• **TASK TO COMPLETE**: Each line should be copied exactly.

• **DATA EXCERPTS**:

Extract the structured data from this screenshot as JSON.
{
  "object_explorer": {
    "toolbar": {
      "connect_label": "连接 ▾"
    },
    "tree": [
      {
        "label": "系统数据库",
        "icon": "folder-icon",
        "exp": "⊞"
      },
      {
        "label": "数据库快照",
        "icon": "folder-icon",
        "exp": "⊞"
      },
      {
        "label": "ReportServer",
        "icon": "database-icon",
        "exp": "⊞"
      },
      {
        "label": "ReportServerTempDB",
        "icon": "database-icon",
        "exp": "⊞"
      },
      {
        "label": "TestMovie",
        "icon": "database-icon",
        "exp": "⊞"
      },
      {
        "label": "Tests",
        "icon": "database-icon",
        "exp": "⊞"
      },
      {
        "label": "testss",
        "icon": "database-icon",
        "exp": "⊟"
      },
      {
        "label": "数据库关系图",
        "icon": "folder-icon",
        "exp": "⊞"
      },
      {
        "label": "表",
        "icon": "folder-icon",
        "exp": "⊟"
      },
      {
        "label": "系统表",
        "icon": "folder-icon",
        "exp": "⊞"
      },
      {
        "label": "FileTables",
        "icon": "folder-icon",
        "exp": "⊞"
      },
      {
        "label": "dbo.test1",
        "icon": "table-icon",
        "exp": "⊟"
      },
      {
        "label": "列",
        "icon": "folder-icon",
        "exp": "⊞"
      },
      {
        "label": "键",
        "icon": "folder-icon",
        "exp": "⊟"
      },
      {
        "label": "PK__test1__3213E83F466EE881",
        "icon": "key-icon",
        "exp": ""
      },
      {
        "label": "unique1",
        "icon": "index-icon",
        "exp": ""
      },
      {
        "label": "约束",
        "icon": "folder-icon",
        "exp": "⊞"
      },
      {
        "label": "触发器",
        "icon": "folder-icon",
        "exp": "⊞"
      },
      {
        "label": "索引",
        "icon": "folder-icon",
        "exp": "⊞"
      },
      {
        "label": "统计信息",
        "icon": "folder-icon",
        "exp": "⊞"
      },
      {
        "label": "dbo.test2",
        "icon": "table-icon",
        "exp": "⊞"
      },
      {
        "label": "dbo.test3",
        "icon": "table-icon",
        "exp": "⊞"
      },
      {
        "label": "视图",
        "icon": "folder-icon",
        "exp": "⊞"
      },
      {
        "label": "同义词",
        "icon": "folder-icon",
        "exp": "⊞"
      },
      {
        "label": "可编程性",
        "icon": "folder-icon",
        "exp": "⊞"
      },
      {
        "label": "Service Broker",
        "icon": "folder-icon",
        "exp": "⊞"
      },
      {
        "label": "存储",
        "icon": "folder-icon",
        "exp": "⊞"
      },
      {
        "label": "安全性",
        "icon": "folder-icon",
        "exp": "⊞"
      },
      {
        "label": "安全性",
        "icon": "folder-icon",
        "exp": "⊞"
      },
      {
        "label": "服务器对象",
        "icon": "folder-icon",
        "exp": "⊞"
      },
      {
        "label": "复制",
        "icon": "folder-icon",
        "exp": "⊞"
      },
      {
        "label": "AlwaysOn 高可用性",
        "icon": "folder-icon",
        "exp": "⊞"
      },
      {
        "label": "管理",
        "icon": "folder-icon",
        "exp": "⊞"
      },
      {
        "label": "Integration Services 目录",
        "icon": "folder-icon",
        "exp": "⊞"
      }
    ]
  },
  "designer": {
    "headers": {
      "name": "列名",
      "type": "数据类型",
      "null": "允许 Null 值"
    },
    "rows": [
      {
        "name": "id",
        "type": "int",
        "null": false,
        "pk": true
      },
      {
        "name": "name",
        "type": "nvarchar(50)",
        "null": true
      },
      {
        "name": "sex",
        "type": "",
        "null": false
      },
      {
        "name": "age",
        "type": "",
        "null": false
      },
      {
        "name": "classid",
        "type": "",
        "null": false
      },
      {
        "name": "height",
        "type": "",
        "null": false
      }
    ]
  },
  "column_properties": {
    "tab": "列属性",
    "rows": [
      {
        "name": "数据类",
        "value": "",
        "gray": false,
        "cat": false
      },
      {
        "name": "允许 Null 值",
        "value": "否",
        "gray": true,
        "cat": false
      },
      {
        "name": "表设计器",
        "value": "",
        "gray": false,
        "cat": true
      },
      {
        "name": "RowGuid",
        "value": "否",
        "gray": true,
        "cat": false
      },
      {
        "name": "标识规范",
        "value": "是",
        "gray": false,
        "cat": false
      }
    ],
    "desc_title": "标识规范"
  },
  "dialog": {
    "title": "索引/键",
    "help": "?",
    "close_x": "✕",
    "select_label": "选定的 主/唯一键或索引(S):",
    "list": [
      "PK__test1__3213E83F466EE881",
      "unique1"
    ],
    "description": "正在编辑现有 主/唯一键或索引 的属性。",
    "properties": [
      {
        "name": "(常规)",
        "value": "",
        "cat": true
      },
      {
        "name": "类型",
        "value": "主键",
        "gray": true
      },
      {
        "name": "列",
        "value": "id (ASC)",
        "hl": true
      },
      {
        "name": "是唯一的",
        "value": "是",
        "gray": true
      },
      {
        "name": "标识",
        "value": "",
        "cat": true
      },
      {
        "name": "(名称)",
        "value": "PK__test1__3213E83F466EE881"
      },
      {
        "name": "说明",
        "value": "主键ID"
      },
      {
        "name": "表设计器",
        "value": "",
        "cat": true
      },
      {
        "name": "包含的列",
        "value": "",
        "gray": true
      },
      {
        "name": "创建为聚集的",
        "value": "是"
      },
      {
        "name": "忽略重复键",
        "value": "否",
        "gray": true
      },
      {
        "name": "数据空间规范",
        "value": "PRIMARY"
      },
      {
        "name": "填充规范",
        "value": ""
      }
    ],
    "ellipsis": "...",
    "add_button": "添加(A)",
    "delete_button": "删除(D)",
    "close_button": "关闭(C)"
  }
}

• **TASK RESPONSE**:
Extract the structured data from this screenshot as JSON.
{
  "object_explorer": {
    "toolbar": {
      "connect_label": "连接 ▾"
    },
    "tree": [
      {
        "label": "系统数据库",
        "icon": "folder-icon",
        "exp": "⊞"
      },
      {
        "label": "数据库快照",
        "icon": "folder-icon",
        "exp": "⊞"
      },
      {
        "label": "ReportServer",
        "icon": "database-icon",
        "exp": "⊞"
      },
      {
        "label": "ReportServerTempDB",
        "icon": "database-icon",
        "exp": "⊞"
      },
      {
        "label": "TestMovie",
        "icon": "database-icon",
        "exp": "⊞"
      },
      {
        "label": "Tests",
        "icon": "database-icon",
        "exp": "⊞"
      },
      {
        "label": "testss",
        "icon": "database-icon",
        "exp": "⊟"
      },
      {
        "label": "数据库关系图",
        "icon": "folder-icon",
        "exp": "⊞"
      },
      {
        "label": "表",
        "icon": "folder-icon",
        "exp": "⊟"
      },
      {
        "label": "系统表",
        "icon": "folder-icon",
        "exp": "⊞"
      },
      {
        "label": "FileTables",
        "icon": "folder-icon",
        "exp": "⊞"
      },
      {
        "label": "dbo.test1",
        "icon": "table-icon",
        "exp": "⊟"
      },
      {
        "label": "列",
        "icon": "folder-icon",
        "exp": "⊞"
      },
      {
        "label": "键",
        "icon": "folder-icon",
        "exp": "⊟"
      },
      {
        "label": "PK__test1__3213E83F466EE881",
        "icon": "key-icon",
        "exp": ""
      },
      {
        "label": "unique1",
        "icon": "index-icon",
        "exp": ""
      },
      {
        "label": "约束",
        "icon": "folder-icon",
        "exp": "⊞"
      },
      {
        "label": "触发器",
        "icon": "folder-icon",
        "exp": "⊞"
      },
      {
        "label": "索引",
        "icon": "folder-icon",
        "exp": "⊞"
      },
      {
        "label": "统计信息",
        "icon": "folder-icon",
        "exp": "⊞"
      },
      {
        "label": "dbo.test2",
        "icon": "table-icon",
        "exp": "⊞"
      },
      {
        "label": "dbo.test3",
        "icon": "table-icon",
        "exp": "⊞"
      },
      {
        "label": "视图",
        "icon": "folder-icon",
        "exp": "⊞"
      },
      {
        "label": "同义词",
        "icon": "folder-icon",
        "exp": "⊞"
      },
      {
        "label": "可编程性",
        "icon": "folder-icon",
        "exp": "⊞"
      },
      {
        "label": "Service Broker",
        "icon": "folder-icon",
        "exp": "⊞"
      },
      {
        "label": "存储",
        "icon": "folder-icon",
        "exp": "⊞"
      },
      {
        "label": "安全性",
        "icon": "folder-icon",
        "exp": "⊞"
      },
      {
        "label": "安全性",
        "icon": "folder-icon",
        "exp": "⊞"
      },
      {
        "label": "服务器对象",
        "icon": "folder-icon",
        "exp": "⊞"
      },
      {
        "label": "复制",
        "icon": "folder-icon",
        "exp": "⊞"
      },
      {
        "label": "AlwaysOn 高可用性",
        "icon": "folder-icon",
        "exp": "⊞"
      },
      {
        "label": "管理",
        "icon": "folder-icon",
        "exp": "⊞"
      },
      {
        "label": "Integration Services 目录",
        "icon": "folder-icon",
        "exp": "⊞"
      }
    ]
  },
  "designer": {
    "headers": {
      "name": "列名",
      "type": "数据类型",
      "null": "允许 Null 值"
    },
    "rows": [
      {
        "name": "id",
        "type": "int",
        "null": false,
        "pk": true
      },
      {
        "name": "name",
        "type": "nvarchar(50)",
        "null": true
      },
      {
        "name": "sex",
        "type": "",
        "null": false
      },
      {
        "name": "age",
        "type": "",
        "null": false
      },
      {
        "name": "classid",
        "type": "",
        "null": false
      },
      {
        "name": "height",
        "type": "",
        "null": false
      }
    ]
  },
  "column_properties": {
    "tab": "列属性",
    "rows": [
      {
        "name": "数据类",
        "value": "",
        "gray": false,
        "cat": false
      },
      {
        "name": "允许 Null 值",
        "value": "否",
        "gray": true,
        "cat": false
      },
      {
        "name": "表设计器",
        "value": "",
        "gray": false,
        "cat": true
      },
      {
        "name": "RowGuid",
        "value": "否",
        "gray": true,
        "cat": false
      },
      {
        "name": "标识规范",
        "value": "是",
        "gray": false,
        "cat": false
      }
    ],
    "desc_title": "标识规范"
  },
  "dialog": {
    "title": "索引/键",
    "help": "?",
    "close_x": "✕",
    "select_label": "选定的 主/唯一键或索引(S):",
    "list": [
      "PK__test1__3213E83F466EE881",
      "unique1"
    ],
    "description": "正在编辑现有 主/唯一键或索引 的属性。",
    "properties": [
      {
        "name": "(常规)",
        "value": "",
        "cat": true
      },
      {
        "name": "类型",
        "value": "主键",
        "gray": true
      },
      {
        "name": "列",
        "value": "id (ASC)",
        "hl": true
      },
      {
        "name": "是唯一的",
        "value": "是",
        "gray": true
      },
      {
        "name": "标识",
        "value": "",
        "cat": true
      },
      {
        "name": "(名称)",
        "value": "PK__test1__3213E83F466EE881"
      },
      {
        "name": "说明",
        "value": "主键ID"
      },
      {
        "name": "表设计器",
        "value": "",
        "cat": true
      },
      {
        "name": "包含的列",
        "value": "",
        "gray": true
      },
      {
        "name": "创建为聚集的",
        "value": "是"
      },
      {
        "name": "忽略重复键",
        "value": "否",
        "gray": true
      },
      {
        "name": "数据空间规范",
        "value": "PRIMARY"
      },
      {
        "name": "填充规范",
        "value": ""
      }
    ],
    "ellipsis": "...",
    "add_button": "添加(A)",
    "delete_button": "删除(D)",
    "close_button": "关闭(C)"
  }
}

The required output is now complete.